* [WHAT IS REQUIRED] Nothing but the lines from the one containing "Parse this screenshot: output" to the end of the data should be returned, each exactly as written.

================================

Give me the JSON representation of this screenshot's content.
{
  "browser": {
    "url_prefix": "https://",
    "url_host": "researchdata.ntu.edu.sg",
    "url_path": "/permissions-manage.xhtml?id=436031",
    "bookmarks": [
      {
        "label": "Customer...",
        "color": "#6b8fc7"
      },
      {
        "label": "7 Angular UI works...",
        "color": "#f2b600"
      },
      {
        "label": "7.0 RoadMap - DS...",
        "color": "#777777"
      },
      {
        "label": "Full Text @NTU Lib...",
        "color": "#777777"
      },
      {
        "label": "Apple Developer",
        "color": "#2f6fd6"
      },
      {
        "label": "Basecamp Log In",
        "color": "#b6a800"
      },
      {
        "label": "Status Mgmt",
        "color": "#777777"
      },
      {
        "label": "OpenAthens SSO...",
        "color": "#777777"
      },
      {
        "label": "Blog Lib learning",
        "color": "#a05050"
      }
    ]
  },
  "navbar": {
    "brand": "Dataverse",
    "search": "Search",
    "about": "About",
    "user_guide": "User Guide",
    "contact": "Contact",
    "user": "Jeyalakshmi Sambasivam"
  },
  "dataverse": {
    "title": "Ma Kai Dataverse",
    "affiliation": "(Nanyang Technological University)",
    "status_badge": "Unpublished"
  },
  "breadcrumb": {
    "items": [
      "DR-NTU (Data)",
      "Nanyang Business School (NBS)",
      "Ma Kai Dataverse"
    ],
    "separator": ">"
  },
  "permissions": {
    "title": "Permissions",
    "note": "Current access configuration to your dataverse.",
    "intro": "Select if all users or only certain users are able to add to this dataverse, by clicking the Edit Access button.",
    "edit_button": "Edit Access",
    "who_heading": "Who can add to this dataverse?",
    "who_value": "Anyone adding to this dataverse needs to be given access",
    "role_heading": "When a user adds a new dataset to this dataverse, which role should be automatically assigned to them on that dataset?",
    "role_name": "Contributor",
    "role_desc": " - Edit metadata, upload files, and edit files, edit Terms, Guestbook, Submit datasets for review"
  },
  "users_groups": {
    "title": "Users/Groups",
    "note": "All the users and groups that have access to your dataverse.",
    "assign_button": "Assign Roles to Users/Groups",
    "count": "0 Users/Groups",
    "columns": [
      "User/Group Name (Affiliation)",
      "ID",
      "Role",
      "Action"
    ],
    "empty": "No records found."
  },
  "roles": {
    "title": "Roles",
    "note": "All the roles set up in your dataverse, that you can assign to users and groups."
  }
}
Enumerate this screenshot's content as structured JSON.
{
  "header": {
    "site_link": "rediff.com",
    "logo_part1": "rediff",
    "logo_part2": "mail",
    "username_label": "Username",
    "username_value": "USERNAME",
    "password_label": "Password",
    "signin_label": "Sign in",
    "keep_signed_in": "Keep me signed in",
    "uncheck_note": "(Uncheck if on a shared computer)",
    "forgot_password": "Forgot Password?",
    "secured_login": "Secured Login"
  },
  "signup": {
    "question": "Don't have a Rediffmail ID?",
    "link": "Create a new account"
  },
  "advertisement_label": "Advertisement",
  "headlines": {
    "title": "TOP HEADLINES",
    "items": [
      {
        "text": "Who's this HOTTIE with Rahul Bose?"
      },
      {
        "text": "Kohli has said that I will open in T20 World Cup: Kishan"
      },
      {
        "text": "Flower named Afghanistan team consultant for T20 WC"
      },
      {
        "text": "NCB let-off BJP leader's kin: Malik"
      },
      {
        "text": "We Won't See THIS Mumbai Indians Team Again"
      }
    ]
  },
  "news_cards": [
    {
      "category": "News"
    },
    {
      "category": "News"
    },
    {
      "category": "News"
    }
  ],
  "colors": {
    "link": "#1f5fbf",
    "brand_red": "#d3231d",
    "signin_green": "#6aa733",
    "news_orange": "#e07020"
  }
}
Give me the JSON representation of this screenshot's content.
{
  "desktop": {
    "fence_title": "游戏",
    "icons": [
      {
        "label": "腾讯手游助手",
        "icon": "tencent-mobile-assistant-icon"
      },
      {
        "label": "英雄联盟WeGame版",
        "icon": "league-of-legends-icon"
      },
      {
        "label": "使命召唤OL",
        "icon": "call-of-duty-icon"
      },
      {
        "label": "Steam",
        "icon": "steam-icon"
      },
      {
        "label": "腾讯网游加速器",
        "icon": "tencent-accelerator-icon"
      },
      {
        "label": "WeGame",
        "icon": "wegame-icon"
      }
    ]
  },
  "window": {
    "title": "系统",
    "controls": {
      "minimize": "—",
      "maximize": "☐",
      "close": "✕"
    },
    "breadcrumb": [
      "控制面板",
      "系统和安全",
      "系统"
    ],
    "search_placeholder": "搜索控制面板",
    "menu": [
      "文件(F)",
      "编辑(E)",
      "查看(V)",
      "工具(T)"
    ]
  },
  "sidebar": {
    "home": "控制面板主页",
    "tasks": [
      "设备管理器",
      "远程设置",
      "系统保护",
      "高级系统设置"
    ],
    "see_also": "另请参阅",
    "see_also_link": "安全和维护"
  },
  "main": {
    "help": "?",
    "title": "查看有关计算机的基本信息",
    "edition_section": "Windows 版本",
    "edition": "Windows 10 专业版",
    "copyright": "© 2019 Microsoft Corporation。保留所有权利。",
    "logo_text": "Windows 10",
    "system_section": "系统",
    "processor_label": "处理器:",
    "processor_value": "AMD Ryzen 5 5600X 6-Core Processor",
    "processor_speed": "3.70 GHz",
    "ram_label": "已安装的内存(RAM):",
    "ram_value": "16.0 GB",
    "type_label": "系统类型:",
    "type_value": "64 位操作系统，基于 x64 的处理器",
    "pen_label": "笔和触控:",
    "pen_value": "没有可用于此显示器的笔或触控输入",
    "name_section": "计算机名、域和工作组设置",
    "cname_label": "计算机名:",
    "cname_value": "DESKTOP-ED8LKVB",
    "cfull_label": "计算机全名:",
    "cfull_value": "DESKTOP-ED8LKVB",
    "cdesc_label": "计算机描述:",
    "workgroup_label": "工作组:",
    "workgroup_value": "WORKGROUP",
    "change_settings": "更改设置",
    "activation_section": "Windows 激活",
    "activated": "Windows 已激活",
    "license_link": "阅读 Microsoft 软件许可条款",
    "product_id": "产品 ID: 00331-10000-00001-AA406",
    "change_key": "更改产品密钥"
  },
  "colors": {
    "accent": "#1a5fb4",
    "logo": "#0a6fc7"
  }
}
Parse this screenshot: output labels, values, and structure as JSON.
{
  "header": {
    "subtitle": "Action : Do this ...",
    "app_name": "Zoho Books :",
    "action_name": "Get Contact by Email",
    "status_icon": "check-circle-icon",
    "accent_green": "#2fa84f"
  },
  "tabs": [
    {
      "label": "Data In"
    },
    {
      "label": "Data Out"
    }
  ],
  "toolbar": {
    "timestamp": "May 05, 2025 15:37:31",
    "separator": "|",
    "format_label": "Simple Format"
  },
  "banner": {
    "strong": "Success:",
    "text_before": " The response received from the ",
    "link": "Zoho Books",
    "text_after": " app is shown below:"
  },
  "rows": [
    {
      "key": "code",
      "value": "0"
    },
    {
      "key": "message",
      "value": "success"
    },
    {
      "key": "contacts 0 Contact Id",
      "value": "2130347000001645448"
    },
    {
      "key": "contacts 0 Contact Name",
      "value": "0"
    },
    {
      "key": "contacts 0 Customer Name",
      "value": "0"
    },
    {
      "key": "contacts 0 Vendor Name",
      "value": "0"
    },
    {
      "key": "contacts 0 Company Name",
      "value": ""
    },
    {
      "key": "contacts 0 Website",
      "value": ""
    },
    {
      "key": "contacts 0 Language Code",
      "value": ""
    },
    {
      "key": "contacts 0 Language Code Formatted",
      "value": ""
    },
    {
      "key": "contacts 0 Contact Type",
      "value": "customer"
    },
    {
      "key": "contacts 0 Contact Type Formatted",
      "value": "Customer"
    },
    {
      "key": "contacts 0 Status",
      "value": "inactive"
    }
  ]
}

================================

* [SOLUTION TO THIS PROBLEM]
Parse this screenshot: output labels, values, and structure as JSON.
{
  "header": {
    "subtitle": "Action : Do this ...",
    "app_name": "Zoho Books :",
    "action_name": "Get Contact by Email",
    "status_icon": "check-circle-icon",
    "accent_green": "#2fa84f"
  },
  "tabs": [
    {
      "label": "Data In"
    },
    {
      "label": "Data Out"
    }
  ],
  "toolbar": {
    "timestamp": "May 05, 2025 15:37:31",
    "separator": "|",
    "format_label": "Simple Format"
  },
  "banner": {
    "strong": "Success:",
    "text_before": " The response received from the ",
    "link": "Zoho Books",
    "text_after": " app is shown below:"
  },
  "rows": [
    {
      "key": "code",
      "value": "0"
    },
    {
      "key": "message",
      "value": "success"
    },
    {
      "key": "contacts 0 Contact Id",
      "value": "2130347000001645448"
    },
    {
      "key": "contacts 0 Contact Name",
      "value": "0"
    },
    {
      "key": "contacts 0 Customer Name",
      "value": "0"
    },
    {
      "key": "contacts 0 Vendor Name",
      "value": "0"
    },
    {
      "key": "contacts 0 Company Name",
      "value": ""
    },
    {
      "key": "contacts 0 Website",
      "value": ""
    },
    {
      "key": "contacts 0 Language Code",
      "value": ""
    },
    {
      "key": "contacts 0 Language Code Formatted",
      "value": ""
    },
    {
      "key": "contacts 0 Contact Type",
      "value": "customer"
    },
    {
      "key": "contacts 0 Contact Type Formatted",
      "value": "Customer"
    },
    {
      "key": "contacts 0 Status",
      "value": "inactive"
    }
  ]
}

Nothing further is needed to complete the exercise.